EXERCISE INSTRUCTIONS: Only the lines holding the string "source" are needed. Copy each one.
── DATA PROVIDED ──
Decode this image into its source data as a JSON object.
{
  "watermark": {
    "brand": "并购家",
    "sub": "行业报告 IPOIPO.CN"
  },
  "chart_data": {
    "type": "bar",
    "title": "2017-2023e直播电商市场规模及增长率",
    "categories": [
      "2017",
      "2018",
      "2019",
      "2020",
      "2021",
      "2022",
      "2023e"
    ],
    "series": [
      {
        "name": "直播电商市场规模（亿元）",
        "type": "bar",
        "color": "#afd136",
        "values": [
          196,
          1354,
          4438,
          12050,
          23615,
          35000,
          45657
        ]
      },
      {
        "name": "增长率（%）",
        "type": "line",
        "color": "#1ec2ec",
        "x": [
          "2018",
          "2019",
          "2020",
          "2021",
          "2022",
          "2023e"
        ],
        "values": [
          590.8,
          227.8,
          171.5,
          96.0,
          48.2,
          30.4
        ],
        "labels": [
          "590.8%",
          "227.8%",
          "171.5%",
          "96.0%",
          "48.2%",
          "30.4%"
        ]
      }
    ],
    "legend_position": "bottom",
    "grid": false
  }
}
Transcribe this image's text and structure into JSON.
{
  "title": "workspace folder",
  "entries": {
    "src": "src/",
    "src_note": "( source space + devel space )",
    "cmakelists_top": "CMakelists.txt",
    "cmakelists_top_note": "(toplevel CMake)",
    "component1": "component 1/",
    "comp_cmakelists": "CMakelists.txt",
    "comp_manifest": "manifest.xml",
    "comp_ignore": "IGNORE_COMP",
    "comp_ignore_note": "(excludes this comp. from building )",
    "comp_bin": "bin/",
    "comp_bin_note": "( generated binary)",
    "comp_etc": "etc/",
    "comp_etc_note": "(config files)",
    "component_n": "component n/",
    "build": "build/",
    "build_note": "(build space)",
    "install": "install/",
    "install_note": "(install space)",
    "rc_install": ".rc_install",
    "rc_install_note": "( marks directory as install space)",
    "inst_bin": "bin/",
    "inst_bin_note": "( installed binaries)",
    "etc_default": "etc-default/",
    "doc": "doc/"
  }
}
───
RESULT OF THIS TASK:
Decode this image into its source data as a JSON object.
    "src_note": "( source space + devel space )",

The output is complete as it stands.